Extracted information:
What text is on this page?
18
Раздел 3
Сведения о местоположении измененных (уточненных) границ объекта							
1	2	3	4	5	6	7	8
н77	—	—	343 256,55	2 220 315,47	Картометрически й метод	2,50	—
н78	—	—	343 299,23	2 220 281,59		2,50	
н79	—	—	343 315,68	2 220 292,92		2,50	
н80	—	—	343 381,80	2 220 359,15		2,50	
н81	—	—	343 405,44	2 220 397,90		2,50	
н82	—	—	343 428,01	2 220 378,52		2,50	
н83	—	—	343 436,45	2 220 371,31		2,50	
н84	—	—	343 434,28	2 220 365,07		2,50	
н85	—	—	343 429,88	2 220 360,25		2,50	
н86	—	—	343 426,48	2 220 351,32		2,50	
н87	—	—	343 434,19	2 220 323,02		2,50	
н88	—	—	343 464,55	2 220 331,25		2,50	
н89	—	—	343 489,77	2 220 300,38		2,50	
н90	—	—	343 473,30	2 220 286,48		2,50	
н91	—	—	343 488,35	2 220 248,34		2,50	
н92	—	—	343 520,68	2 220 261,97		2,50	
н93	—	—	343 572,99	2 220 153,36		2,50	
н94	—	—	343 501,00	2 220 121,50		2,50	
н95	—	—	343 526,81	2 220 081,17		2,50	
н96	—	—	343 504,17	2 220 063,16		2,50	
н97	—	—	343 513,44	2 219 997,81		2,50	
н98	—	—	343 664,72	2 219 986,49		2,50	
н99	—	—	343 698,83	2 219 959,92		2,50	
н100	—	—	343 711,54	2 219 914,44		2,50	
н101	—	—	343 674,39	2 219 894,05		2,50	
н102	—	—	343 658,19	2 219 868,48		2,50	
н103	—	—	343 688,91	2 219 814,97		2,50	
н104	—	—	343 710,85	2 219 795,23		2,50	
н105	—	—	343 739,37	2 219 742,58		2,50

Given request: Using the listing above, please repeat every entry exactly.

Right answer:
What text is on this page?
18
Раздел 3
Сведения о местоположении измененных (уточненных) границ объекта							
1	2	3	4	5	6	7	8
н77	—	—	343 256,55	2 220 315,47	Картометрически й метод	2,50	—
н78	—	—	343 299,23	2 220 281,59		2,50	
н79	—	—	343 315,68	2 220 292,92		2,50	
н80	—	—	343 381,80	2 220 359,15		2,50	
н81	—	—	343 405,44	2 220 397,90		2,50	
н82	—	—	343 428,01	2 220 378,52		2,50	
н83	—	—	343 436,45	2 220 371,31		2,50	
н84	—	—	343 434,28	2 220 365,07		2,50	
н85	—	—	343 429,88	2 220 360,25		2,50	
н86	—	—	343 426,48	2 220 351,32		2,50	
н87	—	—	343 434,19	2 220 323,02		2,50	
н88	—	—	343 464,55	2 220 331,25		2,50	
н89	—	—	343 489,77	2 220 300,38		2,50	
н90	—	—	343 473,30	2 220 286,48		2,50	
н91	—	—	343 488,35	2 220 248,34		2,50	
н92	—	—	343 520,68	2 220 261,97		2,50	
н93	—	—	343 572,99	2 220 153,36		2,50	
н94	—	—	343 501,00	2 220 121,50		2,50	
н95	—	—	343 526,81	2 220 081,17		2,50	
н96	—	—	343 504,17	2 220 063,16		2,50	
н97	—	—	343 513,44	2 219 997,81		2,50	
н98	—	—	343 664,72	2 219 986,49		2,50	
н99	—	—	343 698,83	2 219 959,92		2,50	
н100	—	—	343 711,54	2 219 914,44		2,50	
н101	—	—	343 674,39	2 219 894,05		2,50	
н102	—	—	343 658,19	2 219 868,48		2,50	
н103	—	—	343 688,91	2 219 814,97		2,50	
н104	—	—	343 710,85	2 219 795,23		2,50	
н105	—	—	343 739,37	2 219 742,58		2,50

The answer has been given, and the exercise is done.